-- start INPUT ROWS --
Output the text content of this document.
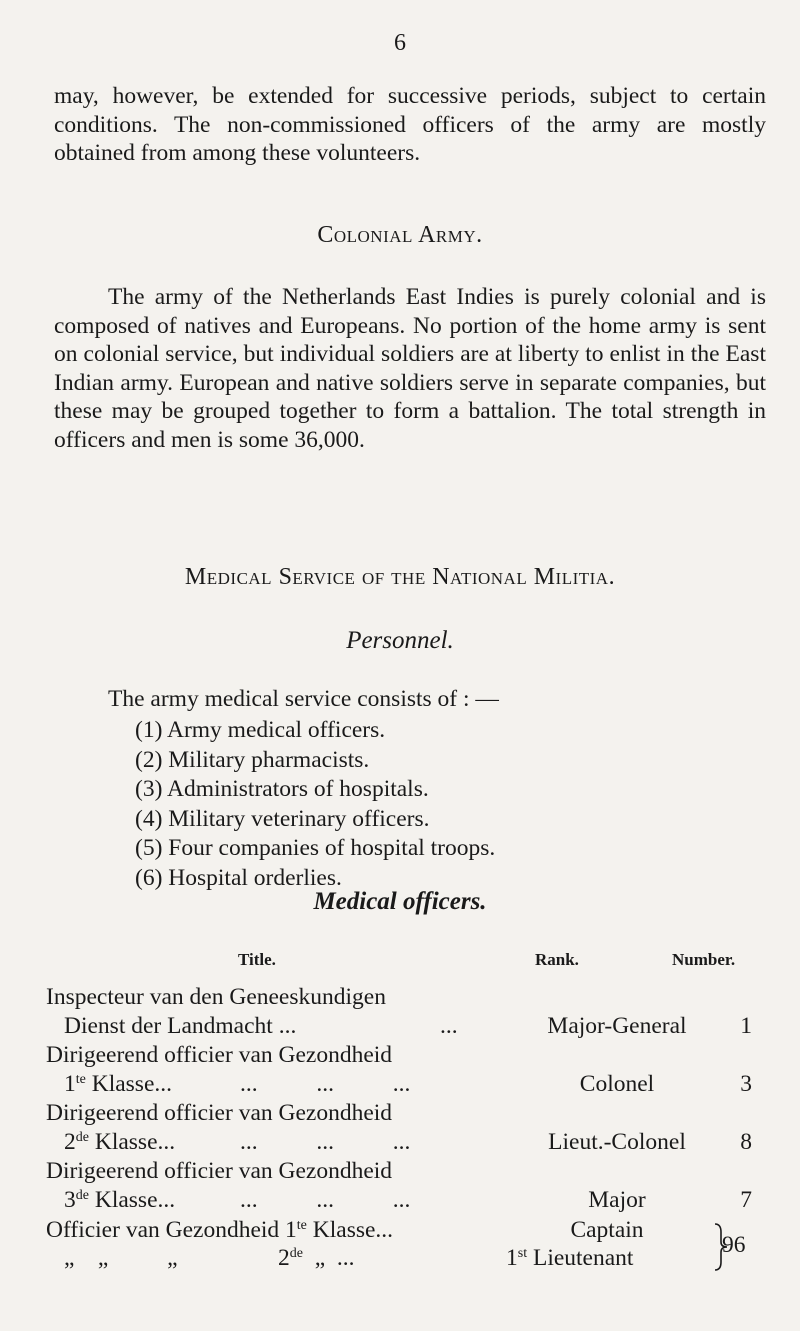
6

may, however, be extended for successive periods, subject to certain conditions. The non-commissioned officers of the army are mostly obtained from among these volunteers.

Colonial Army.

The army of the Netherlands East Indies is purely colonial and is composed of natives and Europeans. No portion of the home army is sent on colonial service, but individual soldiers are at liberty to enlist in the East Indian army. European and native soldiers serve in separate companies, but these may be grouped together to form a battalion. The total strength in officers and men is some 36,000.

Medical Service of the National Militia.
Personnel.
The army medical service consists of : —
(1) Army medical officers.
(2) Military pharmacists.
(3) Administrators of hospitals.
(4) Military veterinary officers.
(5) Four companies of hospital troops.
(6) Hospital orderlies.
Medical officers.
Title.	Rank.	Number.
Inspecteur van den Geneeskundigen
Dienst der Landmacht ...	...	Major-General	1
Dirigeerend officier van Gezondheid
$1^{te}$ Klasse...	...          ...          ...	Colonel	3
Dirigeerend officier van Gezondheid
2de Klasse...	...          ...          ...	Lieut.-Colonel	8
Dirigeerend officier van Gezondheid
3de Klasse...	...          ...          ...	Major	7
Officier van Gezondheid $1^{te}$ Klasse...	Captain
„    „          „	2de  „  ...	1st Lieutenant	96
-- end INPUT ROWS --
(GOAL OF THE EXERCISE): From the entries above, copy every line where the word "officers" shows up.

(WRITTEN ANSWER):
may, however, be extended for successive periods, subject to certain conditions. The non-commissioned officers of the army are mostly obtained from among these volunteers.
The army of the Netherlands East Indies is purely colonial and is composed of natives and Europeans. No portion of the home army is sent on colonial service, but individual soldiers are at liberty to enlist in the East Indian army. European and native soldiers serve in separate companies, but these may be grouped together to form a battalion. The total strength in officers and men is some 36,000.
(1) Army medical officers.
(4) Military veterinary officers.
Medical officers.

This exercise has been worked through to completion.